* PROMPT *
Check each line of the records below for the word "email" and copy those where it appears.

(Raw records)
• • • • • • •

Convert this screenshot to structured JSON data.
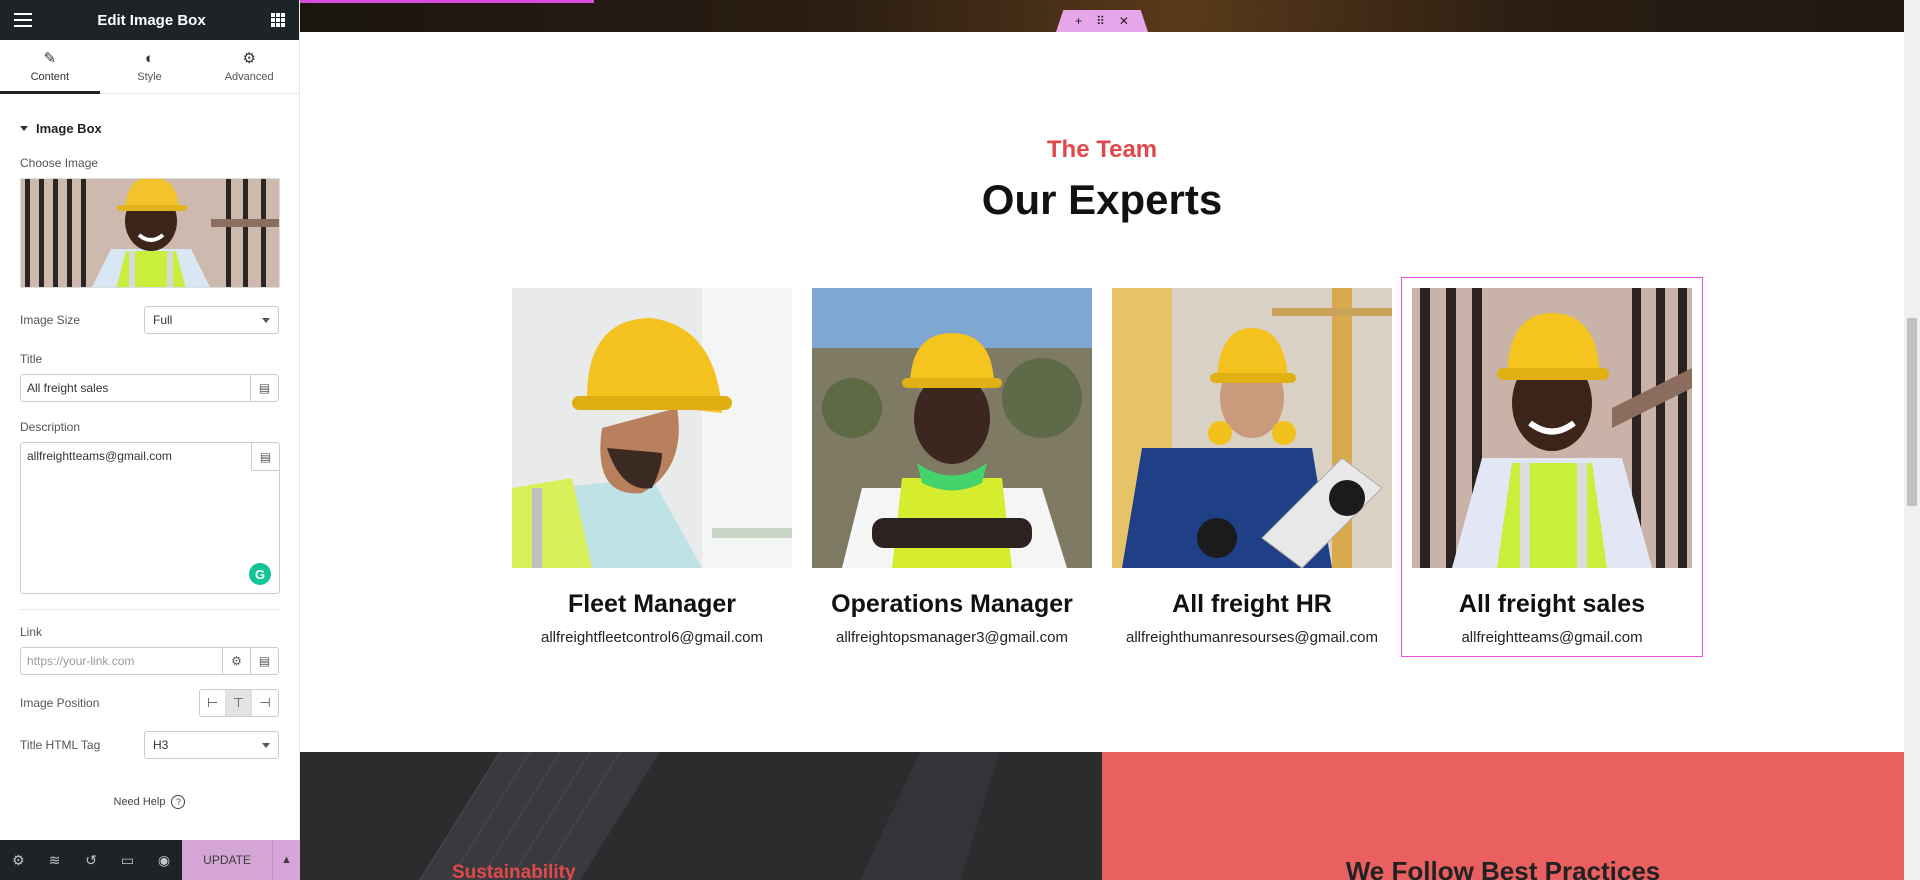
{
  "panel": {
    "title": "Edit Image Box",
    "tabs": [
      {
        "label": "Content",
        "icon": "pencil-icon"
      },
      {
        "label": "Style",
        "icon": "contrast-icon"
      },
      {
        "label": "Advanced",
        "icon": "gear-icon"
      }
    ],
    "section": "Image Box",
    "choose_image_label": "Choose Image",
    "image_size_label": "Image Size",
    "image_size_value": "Full",
    "title_label": "Title",
    "title_value": "All freight sales",
    "description_label": "Description",
    "description_value": "allfreightteams@gmail.com",
    "link_label": "Link",
    "link_placeholder": "https://your-link.com",
    "image_position_label": "Image Position",
    "title_tag_label": "Title HTML Tag",
    "title_tag_value": "H3",
    "need_help": "Need Help",
    "update_label": "UPDATE"
  },
  "preview": {
    "eyebrow": "The Team",
    "heading": "Our Experts",
    "cards": [
      {
        "title": "Fleet Manager",
        "email": "allfreightfleetcontrol6@gmail.com"
      },
      {
        "title": "Operations Manager",
        "email": "allfreightopsmanager3@gmail.com"
      },
      {
        "title": "All freight HR",
        "email": "allfreighthumanresourses@gmail.com"
      },
      {
        "title": "All freight sales",
        "email": "allfreightteams@gmail.com"
      }
    ],
    "bottom_left_heading": "Sustainability",
    "bottom_right_heading": "We Follow Best Practices"
  },
  "colors": {
    "accent_red": "#e0494a",
    "selection_pink": "#e94ee6",
    "panel_dark": "#1d2327",
    "update_button": "#d5a5d7"
  }
}
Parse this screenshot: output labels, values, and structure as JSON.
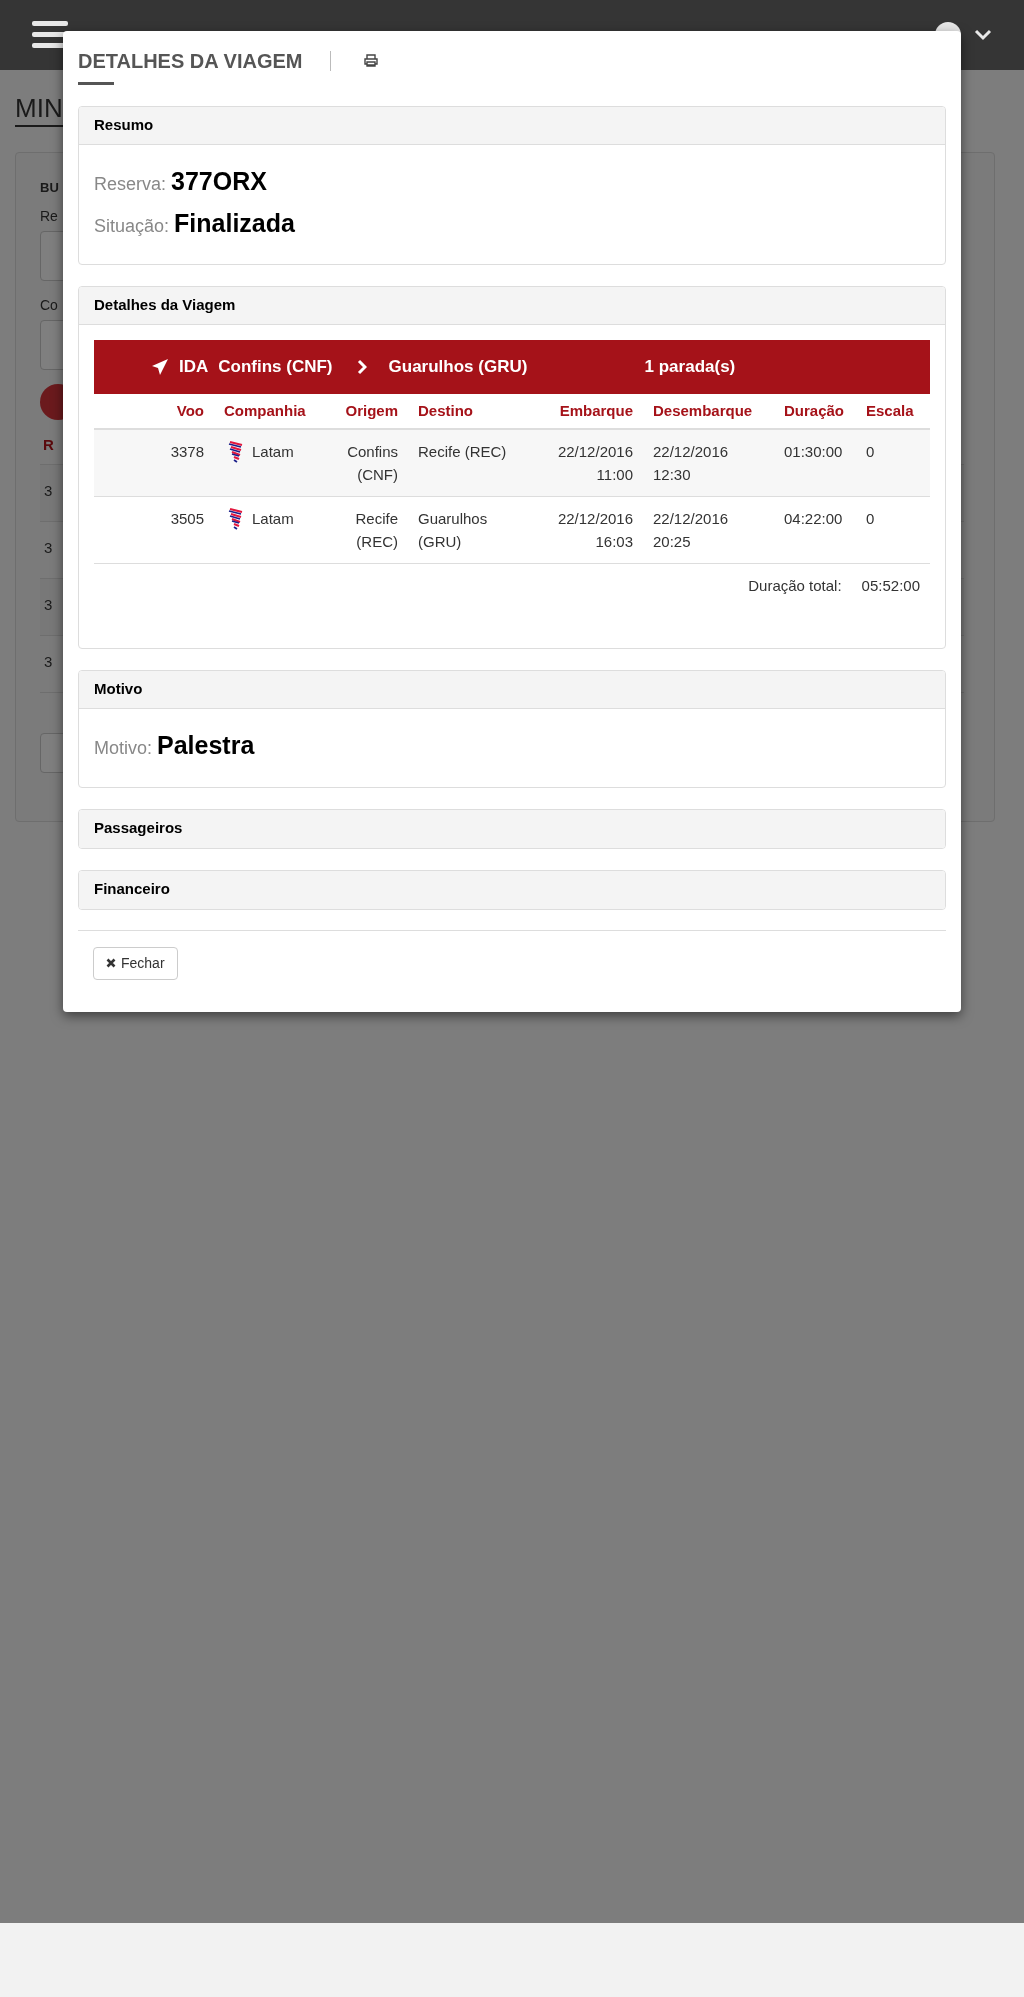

• • • • • • •

* FINAL RESULT *
        "email": "allfreightfleetcontrol6@gmail.com"
        "email": "allfreightopsmanager3@gmail.com"
        "email": "allfreighthumanresourses@gmail.com"
        "email": "allfreightteams@gmail.com"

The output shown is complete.